_What is asked_
In the 90s emo forum thread below, list every band named in the posts by Crocodile.

_Passage provided_
* * * * * * *
# 90s Emo????



## Belogenberg

Is there anyone out there that listens to this stuff besides me?? Cap'n jazz, the promise ring, sunny day real estate, etc...??? i know it doesn't have washboard or blast beats, but its still fucking awesome!!


----------



## Crocodile

Oh god. That's the first good music I got into. My friend Jared and I were obsessed with Sunny Day Real Estate when I was in high school, and I still love them. Diary is one of the greatest albums ever. 

It really fucking bothers me what the word "emo" means now. There's no resemblance between "our emo" and most people's "emo". The mainstream didn't even really bother to imitate old emo; they just liquid shat on that word, completely enveloping and covering it to obscure its real meaning. 

And for that reason, I don't really tell people I listen to 90's emo because most people just aren't gonna fuckin get it. They just think "who is this chode?" People should check out Rites of Spring, Braid, Cap'n Jazz, and all those other great bands because it's sad how neglected they are in punk culture as of late.


----------



## Belogenberg

Exactly!! I posted this and pretty much expected a bunch of "fuck panic at the disco"s. Today's "emo" horrifies me. The emotion these older bands contain is gone in about 90% of our current music scenes. It's really too bad more people won't give em a chance.


----------



## Crocodile

Yeah, it's true. But I mean, at the same time there are some resurgences here and there. I mean, look at Algernon Cadwalleder or Field Day. There are some who still appreciate the concepts contained within that genre.


----------



## danmurphyiv

love this stuff. snowing, and braid and as mentioned above algernon all still staty true to a great genre. it seems most of this music comes out of philedelphia. my buddy an i managed to get a bunch of bands to come up to massachussets a couple months ago for a show in his basement.


----------



## dharma bum

what the shit?


----------



## fluffytheskakid

Rites of Spring, and if you're into the heavier side, Saetia/Circle Takes the Square/Pianos Become Teeth are good too.


----------



## sons of vipers

American Football is my jam


----------



## MrD

fluffytheskakid said:


> Rites of Spring, and if you're into the heavier side, Saetia/Circle Takes the Square/Pianos Become Teeth are good too.


 
fuuuuuuuuuck yeah!


----------



## trystero

vlv shout out?


----------



## ruther

Most definitely! Indian Summer and Moss Icon are two of my favorite bands. I'm always so anxious about turning people onto this style of music because the connotation that comes with the word 'emo.' But anyway, so much good music!


----------



## ruther

Actually, I just recently made this mix for someone as an introduction to the genre: http://a3.sphotos.ak.fbcdn.net/hphotos-ak-snc4/69318_452172303345_503138345_5275224_6393348_n.jpg


----------



## Alaska

Aye, for sure. More of a Screamo guy.

And one of my favorite screamo bands have THE worst name ever, and I will never tell someone who has never listened to any real emo to listen to them just because of the name itself... "I Would Set Myself On Fire For You." 

Name aside, they're fucking amazing. Their song Chinese Freeze Tag should be a fucking screamo anthem. It's so good.

And yeah, of course I love all the ones you have to like. Envy, Circle Takes The Square, Saetia... Also a big fan of Hot Cross, Ex-Wife, pg. 99, City of Caterpillar, etc. etc.
* * * * * * *
_Dataset entries_
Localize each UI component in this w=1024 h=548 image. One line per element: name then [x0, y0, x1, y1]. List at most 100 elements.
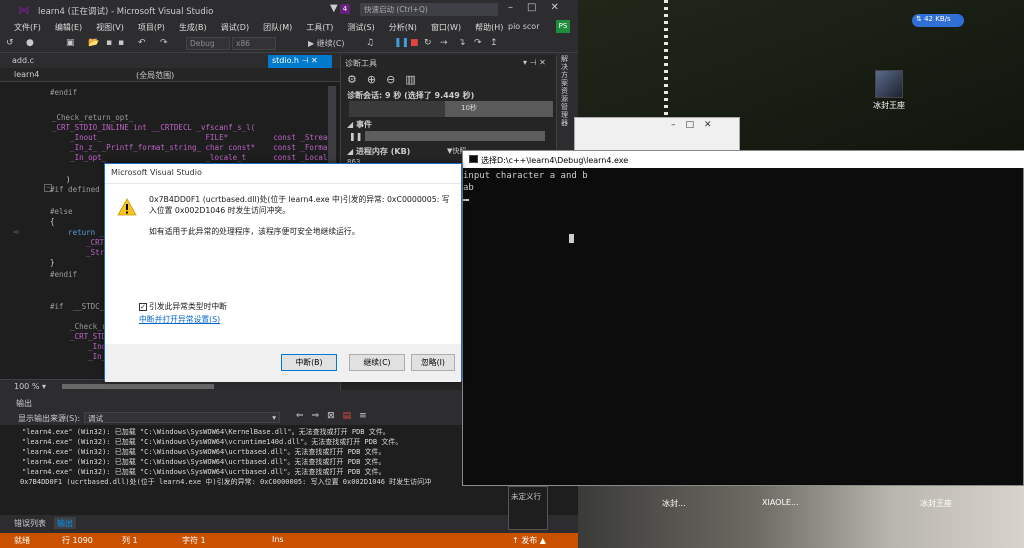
restart-icon[interactable]: ↻: [424, 38, 432, 48]
output-line: 0x7B4DD0F1 (ucrtbased.dll)处(位于 learn4.ex…: [20, 478, 432, 486]
menu-edit[interactable]: 编辑(E): [55, 20, 82, 35]
memory-label: 进程内存 (KB): [355, 147, 411, 156]
open-exception-settings-link[interactable]: 中断并打开异常设置(S): [139, 314, 220, 325]
chart-icon[interactable]: ▥: [405, 73, 425, 86]
tab-error-list[interactable]: 错误列表: [14, 518, 46, 529]
menu-window[interactable]: 窗口(W): [431, 20, 461, 35]
forward-icon[interactable]: ●: [26, 38, 34, 48]
pause-icon[interactable]: ❚❚: [394, 38, 409, 48]
output-source-dropdown[interactable]: 调试 ▾: [84, 412, 280, 423]
bottom-tab-row: 错误列表 输出: [0, 515, 578, 533]
memory-section[interactable]: ◢ 进程内存 (KB): [347, 146, 410, 157]
breakpoints-icon[interactable]: ♫: [366, 38, 374, 48]
menu-view[interactable]: 视图(V): [96, 20, 124, 35]
console-title-bar: 选择D:\c++\learn4\Debug\learn4.exe: [463, 151, 1024, 168]
undo-icon[interactable]: ↶: [138, 38, 146, 48]
break-on-exception-checkbox[interactable]: ✓ 引发此异常类型时中断: [139, 301, 227, 312]
zoom-out-icon[interactable]: ⊖: [386, 73, 405, 86]
menu-project[interactable]: 项目(P): [138, 20, 165, 35]
code-line: _In_z_ _Printf_format_string_ char const…: [52, 143, 337, 152]
tab-stdio-h[interactable]: stdio.h ⊣ ✕: [268, 55, 332, 68]
quick-launch-input[interactable]: 快速启动 (Ctrl+Q): [360, 3, 498, 16]
desktop-icon-warcraft[interactable]: 冰封王座: [866, 70, 912, 111]
config-dropdown[interactable]: Debug: [186, 37, 230, 50]
diag-toolbar: ⚙⊕⊖▥: [347, 73, 426, 86]
tab-output[interactable]: 输出: [54, 517, 76, 529]
network-speed: 42 KB/s: [924, 15, 951, 23]
status-ready: 就绪: [14, 536, 30, 545]
window-controls[interactable]: –□✕: [671, 120, 722, 130]
find-icon[interactable]: ⇐: [296, 411, 312, 421]
output-toolbar: ⇐⇒⊠▤≡: [296, 411, 375, 421]
scope-label: (全局范围): [136, 71, 175, 80]
events-section[interactable]: ◢ 事件: [347, 119, 372, 130]
open-icon[interactable]: 📂: [88, 38, 99, 48]
window-title: learn4 (正在调试) - Microsoft Visual Studio: [38, 7, 214, 17]
menu-file[interactable]: 文件(F): [14, 20, 41, 35]
new-project-icon[interactable]: ▣: [66, 38, 75, 48]
ignore-button[interactable]: 忽略(I): [411, 354, 455, 371]
user-avatar[interactable]: PS: [556, 20, 570, 33]
filter-icon[interactable]: ▼: [330, 3, 338, 14]
stop-icon[interactable]: ■: [410, 38, 419, 48]
prev-icon[interactable]: ⇒: [312, 411, 328, 421]
menu-tools[interactable]: 工具(T): [306, 20, 333, 35]
console-window[interactable]: 选择D:\c++\learn4\Debug\learn4.exe input c…: [462, 150, 1024, 486]
publish-button[interactable]: ↑ 发布 ▲: [512, 535, 546, 546]
settings-icon[interactable]: ⚙: [347, 73, 367, 86]
background-panel: 未定义行: [508, 486, 548, 530]
code-line: #endif: [50, 270, 78, 279]
menu-test[interactable]: 测试(S): [347, 20, 374, 35]
step-into-icon[interactable]: ↴: [458, 38, 466, 48]
menu-team[interactable]: 团队(M): [263, 20, 292, 35]
dialog-title: Microsoft Visual Studio: [111, 168, 202, 177]
panel-controls[interactable]: ▾ ⊣ ✕: [523, 58, 546, 67]
continue-button[interactable]: ▶ 继续(C): [308, 38, 345, 49]
play-icon: ▶: [308, 39, 317, 48]
menu-debug[interactable]: 调试(D): [221, 20, 249, 35]
project-dropdown[interactable]: learn4: [14, 70, 39, 79]
timeline-ruler[interactable]: 10秒: [349, 101, 553, 117]
chevron-down-icon: ▾: [272, 413, 276, 422]
thumb-label: 冰封...: [662, 499, 686, 508]
break-button[interactable]: 中断(B): [281, 354, 337, 371]
menu-build[interactable]: 生成(B): [179, 20, 207, 35]
code-line: _CRT_: [50, 238, 109, 247]
console-body[interactable]: input character a and b ab: [463, 168, 1024, 486]
continue-button[interactable]: 继续(C): [349, 354, 405, 371]
platform-dropdown[interactable]: x86: [232, 37, 276, 50]
editor-horizontal-scrollbar[interactable]: [62, 384, 214, 389]
show-next-icon[interactable]: →: [440, 38, 448, 48]
step-over-icon[interactable]: ↷: [474, 38, 482, 48]
step-out-icon[interactable]: ↥: [490, 38, 498, 48]
save-icon[interactable]: ▪: [106, 38, 112, 48]
scope-dropdown[interactable]: (全局范围): [136, 70, 174, 81]
notification-badge[interactable]: 4: [340, 4, 350, 14]
pin-icon[interactable]: ⊣: [302, 56, 309, 65]
zoom-dropdown[interactable]: 100 % ▾: [14, 382, 46, 391]
code-line: return _: [50, 228, 105, 237]
wrap-icon[interactable]: ≡: [359, 411, 375, 421]
menu-analyze[interactable]: 分析(N): [389, 20, 417, 35]
save-all-icon[interactable]: ▪: [118, 38, 124, 48]
user-name[interactable]: pio scor: [508, 22, 540, 31]
tab-add-c[interactable]: add.c: [12, 56, 34, 65]
window-controls[interactable]: –□✕: [508, 2, 573, 13]
wallpaper-thumbnails: 冰封... XIAOLE... 冰封王座: [576, 484, 1024, 548]
next-icon[interactable]: ⊠: [327, 411, 343, 421]
menu-help[interactable]: 帮助(H): [475, 20, 503, 35]
code-line: _Inou: [52, 342, 111, 351]
close-icon[interactable]: ✕: [311, 56, 318, 65]
code-line: {: [50, 217, 55, 226]
checkbox[interactable]: ✓: [139, 303, 147, 311]
clear-icon[interactable]: ▤: [343, 411, 360, 421]
zoom-value: 100 %: [14, 382, 40, 391]
console-cursor: [463, 199, 469, 201]
checkbox-label: 引发此异常类型时中断: [149, 302, 227, 311]
status-bar: 就绪 行 1090 列 1 字符 1 Ins ↑ 发布 ▲: [0, 533, 578, 548]
zoom-in-icon[interactable]: ⊕: [367, 73, 386, 86]
redo-icon[interactable]: ↷: [160, 38, 168, 48]
code-line: #endif: [50, 88, 78, 97]
thumb-label: XIAOLE...: [762, 498, 799, 507]
back-icon[interactable]: ↺: [6, 38, 14, 48]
* * * * * * *
_Full solution_
Sunny Day Real Estate, Rites of Spring, Braid, Cap'n Jazz, Algernon Cadwalleder, Field Day